Task prompt
Pull every line containing "title" out of the material below.

Record excerpts
--------------------

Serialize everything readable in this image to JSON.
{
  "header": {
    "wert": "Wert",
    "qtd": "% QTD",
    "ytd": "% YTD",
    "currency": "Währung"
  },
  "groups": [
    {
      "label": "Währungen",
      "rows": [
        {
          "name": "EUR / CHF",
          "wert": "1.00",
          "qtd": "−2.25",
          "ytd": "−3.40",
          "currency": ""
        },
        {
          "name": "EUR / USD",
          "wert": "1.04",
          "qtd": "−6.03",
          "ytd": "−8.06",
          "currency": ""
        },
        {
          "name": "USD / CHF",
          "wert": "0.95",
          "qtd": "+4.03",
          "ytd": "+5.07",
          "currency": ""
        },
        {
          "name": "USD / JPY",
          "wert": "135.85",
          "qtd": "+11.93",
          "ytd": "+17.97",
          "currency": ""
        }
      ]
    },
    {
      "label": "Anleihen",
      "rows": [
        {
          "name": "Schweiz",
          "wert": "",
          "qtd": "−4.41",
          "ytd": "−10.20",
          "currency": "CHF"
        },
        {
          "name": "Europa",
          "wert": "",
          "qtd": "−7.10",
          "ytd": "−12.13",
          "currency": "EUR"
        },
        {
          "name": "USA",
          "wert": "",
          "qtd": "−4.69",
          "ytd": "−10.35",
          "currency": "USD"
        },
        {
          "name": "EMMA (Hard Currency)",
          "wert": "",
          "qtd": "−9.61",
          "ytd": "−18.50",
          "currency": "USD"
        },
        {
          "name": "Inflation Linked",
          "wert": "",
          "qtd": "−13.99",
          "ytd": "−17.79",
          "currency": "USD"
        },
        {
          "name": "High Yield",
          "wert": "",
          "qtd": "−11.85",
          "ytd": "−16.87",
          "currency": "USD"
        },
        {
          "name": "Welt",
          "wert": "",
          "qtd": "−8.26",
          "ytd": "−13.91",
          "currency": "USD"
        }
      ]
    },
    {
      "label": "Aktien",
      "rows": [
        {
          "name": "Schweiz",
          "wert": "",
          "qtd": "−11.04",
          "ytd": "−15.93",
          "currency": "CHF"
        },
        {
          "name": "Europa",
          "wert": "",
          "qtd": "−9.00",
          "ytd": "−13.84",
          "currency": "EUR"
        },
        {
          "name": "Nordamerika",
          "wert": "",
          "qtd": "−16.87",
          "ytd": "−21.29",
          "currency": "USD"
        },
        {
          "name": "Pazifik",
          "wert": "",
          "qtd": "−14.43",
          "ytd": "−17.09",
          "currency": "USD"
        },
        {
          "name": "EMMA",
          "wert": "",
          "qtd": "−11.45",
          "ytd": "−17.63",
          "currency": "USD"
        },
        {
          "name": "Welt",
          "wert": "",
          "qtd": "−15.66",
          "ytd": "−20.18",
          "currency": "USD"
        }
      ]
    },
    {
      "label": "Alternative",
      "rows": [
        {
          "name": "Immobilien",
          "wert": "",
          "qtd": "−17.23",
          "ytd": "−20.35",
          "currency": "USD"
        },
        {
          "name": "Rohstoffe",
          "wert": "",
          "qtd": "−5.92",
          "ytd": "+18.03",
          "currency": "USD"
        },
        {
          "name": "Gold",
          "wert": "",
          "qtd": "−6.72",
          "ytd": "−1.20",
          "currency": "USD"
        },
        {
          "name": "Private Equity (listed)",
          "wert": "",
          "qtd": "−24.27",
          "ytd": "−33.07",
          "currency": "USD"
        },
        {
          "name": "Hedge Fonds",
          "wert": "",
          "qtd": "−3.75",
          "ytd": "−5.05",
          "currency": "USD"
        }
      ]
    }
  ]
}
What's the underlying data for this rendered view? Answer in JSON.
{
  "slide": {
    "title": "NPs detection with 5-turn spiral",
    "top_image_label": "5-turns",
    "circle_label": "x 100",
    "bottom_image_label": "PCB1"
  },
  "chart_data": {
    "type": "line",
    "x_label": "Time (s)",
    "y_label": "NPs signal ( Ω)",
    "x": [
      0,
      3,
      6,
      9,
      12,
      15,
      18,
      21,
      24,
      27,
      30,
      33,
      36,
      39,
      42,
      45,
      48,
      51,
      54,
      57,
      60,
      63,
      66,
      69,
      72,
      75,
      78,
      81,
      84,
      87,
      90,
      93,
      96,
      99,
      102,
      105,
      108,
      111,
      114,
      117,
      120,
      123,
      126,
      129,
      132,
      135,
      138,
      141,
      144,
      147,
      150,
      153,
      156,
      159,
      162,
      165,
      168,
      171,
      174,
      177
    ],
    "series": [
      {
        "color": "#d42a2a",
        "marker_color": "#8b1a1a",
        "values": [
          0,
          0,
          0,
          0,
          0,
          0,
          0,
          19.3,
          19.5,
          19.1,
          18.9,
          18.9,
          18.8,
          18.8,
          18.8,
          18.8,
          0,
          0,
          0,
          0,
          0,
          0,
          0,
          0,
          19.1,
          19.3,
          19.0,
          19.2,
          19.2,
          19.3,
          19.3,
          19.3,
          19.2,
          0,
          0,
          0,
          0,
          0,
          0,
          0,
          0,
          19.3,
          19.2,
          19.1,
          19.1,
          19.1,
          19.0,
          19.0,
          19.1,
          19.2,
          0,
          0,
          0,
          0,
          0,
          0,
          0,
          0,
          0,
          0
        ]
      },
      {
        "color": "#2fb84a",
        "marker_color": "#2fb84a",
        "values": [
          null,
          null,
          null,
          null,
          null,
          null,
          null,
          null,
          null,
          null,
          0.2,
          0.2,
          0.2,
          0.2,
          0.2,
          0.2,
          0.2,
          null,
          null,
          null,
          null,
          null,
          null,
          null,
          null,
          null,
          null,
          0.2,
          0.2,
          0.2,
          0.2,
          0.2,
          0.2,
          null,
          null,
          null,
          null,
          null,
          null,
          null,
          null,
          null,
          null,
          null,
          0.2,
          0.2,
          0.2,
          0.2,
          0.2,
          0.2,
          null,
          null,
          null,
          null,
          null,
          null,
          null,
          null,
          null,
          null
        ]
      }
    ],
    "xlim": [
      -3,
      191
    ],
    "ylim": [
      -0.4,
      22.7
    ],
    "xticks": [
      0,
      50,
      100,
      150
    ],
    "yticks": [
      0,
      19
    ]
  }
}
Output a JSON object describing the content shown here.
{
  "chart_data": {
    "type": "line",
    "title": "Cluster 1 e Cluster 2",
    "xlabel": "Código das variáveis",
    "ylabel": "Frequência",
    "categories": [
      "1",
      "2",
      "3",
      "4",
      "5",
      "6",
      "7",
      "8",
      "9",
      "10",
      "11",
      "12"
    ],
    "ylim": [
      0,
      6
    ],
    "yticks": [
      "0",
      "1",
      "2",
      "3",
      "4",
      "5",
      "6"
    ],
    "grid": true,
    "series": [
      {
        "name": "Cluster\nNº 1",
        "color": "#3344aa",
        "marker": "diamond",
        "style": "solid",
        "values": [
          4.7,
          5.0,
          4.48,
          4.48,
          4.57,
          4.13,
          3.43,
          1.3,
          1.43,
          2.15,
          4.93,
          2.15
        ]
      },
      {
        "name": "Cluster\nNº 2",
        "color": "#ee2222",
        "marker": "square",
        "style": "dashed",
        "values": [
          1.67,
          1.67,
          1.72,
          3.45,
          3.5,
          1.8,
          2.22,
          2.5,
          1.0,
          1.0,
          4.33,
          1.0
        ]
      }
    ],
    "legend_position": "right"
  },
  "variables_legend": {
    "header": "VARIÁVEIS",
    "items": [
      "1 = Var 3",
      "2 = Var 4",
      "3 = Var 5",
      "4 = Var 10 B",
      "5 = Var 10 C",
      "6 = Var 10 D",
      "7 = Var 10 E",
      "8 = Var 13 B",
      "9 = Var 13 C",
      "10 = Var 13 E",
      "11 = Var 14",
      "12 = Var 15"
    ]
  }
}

--------------------

Finished answer
    "title": "NPs detection with 5-turn spiral",
    "title": "Cluster 1 e Cluster 2",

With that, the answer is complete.